- Aim of the exercise -
Copy the data precisely, keeping every character.

- Materials provided -
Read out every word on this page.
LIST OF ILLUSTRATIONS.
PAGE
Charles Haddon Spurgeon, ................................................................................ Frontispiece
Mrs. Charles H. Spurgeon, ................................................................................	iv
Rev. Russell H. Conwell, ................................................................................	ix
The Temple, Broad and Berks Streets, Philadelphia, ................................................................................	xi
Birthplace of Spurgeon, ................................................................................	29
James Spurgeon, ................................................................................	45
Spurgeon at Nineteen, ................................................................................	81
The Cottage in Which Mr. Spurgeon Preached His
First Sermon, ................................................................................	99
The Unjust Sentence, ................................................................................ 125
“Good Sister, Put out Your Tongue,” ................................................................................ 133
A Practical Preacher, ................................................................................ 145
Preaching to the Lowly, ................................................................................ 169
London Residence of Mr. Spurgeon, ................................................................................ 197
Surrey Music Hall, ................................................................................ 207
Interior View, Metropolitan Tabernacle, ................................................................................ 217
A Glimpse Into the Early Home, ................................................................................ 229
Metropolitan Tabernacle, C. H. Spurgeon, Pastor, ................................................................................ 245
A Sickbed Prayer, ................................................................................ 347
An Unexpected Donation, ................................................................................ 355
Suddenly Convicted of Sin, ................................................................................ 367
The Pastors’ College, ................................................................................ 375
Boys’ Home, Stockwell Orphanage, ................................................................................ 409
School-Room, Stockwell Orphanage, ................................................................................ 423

- Exercise answer -
Read out every word on this page.
LIST OF ILLUSTRATIONS.
PAGE
Charles Haddon Spurgeon, ................................................................................ Frontispiece
Mrs. Charles H. Spurgeon, ................................................................................	iv
Rev. Russell H. Conwell, ................................................................................	ix
The Temple, Broad and Berks Streets, Philadelphia, ................................................................................	xi
Birthplace of Spurgeon, ................................................................................	29
James Spurgeon, ................................................................................	45
Spurgeon at Nineteen, ................................................................................	81
The Cottage in Which Mr. Spurgeon Preached His
First Sermon, ................................................................................	99
The Unjust Sentence, ................................................................................ 125
“Good Sister, Put out Your Tongue,” ................................................................................ 133
A Practical Preacher, ................................................................................ 145
Preaching to the Lowly, ................................................................................ 169
London Residence of Mr. Spurgeon, ................................................................................ 197
Surrey Music Hall, ................................................................................ 207
Interior View, Metropolitan Tabernacle, ................................................................................ 217
A Glimpse Into the Early Home, ................................................................................ 229
Metropolitan Tabernacle, C. H. Spurgeon, Pastor, ................................................................................ 245
A Sickbed Prayer, ................................................................................ 347
An Unexpected Donation, ................................................................................ 355
Suddenly Convicted of Sin, ................................................................................ 367
The Pastors’ College, ................................................................................ 375
Boys’ Home, Stockwell Orphanage, ................................................................................ 409
School-Room, Stockwell Orphanage, ................................................................................ 423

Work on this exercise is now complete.